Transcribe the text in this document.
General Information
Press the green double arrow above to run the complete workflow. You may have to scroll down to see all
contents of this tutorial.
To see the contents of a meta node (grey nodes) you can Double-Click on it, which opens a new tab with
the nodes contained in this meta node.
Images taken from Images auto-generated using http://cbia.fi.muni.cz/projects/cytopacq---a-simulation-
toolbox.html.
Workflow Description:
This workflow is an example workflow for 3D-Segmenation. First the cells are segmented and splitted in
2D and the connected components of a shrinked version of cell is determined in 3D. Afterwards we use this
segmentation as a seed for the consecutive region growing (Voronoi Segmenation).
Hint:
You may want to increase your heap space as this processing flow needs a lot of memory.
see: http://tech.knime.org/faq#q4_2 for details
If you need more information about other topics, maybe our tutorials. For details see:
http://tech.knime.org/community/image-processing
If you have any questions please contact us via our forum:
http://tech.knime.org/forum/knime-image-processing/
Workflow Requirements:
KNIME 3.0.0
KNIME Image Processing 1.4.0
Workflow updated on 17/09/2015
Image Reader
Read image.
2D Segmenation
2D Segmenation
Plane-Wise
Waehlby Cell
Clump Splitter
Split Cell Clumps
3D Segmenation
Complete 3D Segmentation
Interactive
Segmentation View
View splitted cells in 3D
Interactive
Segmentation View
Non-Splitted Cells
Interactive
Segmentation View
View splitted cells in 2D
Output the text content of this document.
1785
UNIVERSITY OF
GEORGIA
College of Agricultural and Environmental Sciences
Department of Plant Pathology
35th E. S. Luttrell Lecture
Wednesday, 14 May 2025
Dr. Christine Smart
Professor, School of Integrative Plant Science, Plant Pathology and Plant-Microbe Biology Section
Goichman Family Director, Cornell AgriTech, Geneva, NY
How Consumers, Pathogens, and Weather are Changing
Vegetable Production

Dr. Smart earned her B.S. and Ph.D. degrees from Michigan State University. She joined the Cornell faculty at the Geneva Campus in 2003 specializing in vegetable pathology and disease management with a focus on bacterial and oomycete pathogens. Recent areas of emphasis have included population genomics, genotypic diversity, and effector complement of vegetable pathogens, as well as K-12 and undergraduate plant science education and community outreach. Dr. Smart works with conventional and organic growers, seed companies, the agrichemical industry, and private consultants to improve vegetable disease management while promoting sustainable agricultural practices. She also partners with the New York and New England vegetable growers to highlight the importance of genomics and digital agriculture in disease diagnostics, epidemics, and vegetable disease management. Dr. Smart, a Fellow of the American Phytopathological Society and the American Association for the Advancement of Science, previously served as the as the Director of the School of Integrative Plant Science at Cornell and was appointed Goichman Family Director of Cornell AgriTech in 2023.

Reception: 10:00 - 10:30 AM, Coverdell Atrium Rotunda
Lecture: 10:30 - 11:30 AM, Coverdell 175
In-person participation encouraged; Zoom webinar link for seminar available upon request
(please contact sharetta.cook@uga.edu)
============================================================
_Description of the task_. Scan the data, and report each line that uses the word "Smart".

_Task response_.
Dr. Christine Smart
Dr. Smart earned her B.S. and Ph.D. degrees from Michigan State University. She joined the Cornell faculty at the Geneva Campus in 2003 specializing in vegetable pathology and disease management with a focus on bacterial and oomycete pathogens. Recent areas of emphasis have included population genomics, genotypic diversity, and effector complement of vegetable pathogens, as well as K-12 and undergraduate plant science education and community outreach. Dr. Smart works with conventional and organic growers, seed companies, the agrichemical industry, and private consultants to improve vegetable disease management while promoting sustainable agricultural practices. She also partners with the New York and New England vegetable growers to highlight the importance of genomics and digital agriculture in disease diagnostics, epidemics, and vegetable disease management. Dr. Smart, a Fellow of the American Phytopathological Society and the American Association for the Advancement of Science, previously served as the as the Director of the School of Integrative Plant Science at Cornell and was appointed Goichman Family Director of Cornell AgriTech in 2023.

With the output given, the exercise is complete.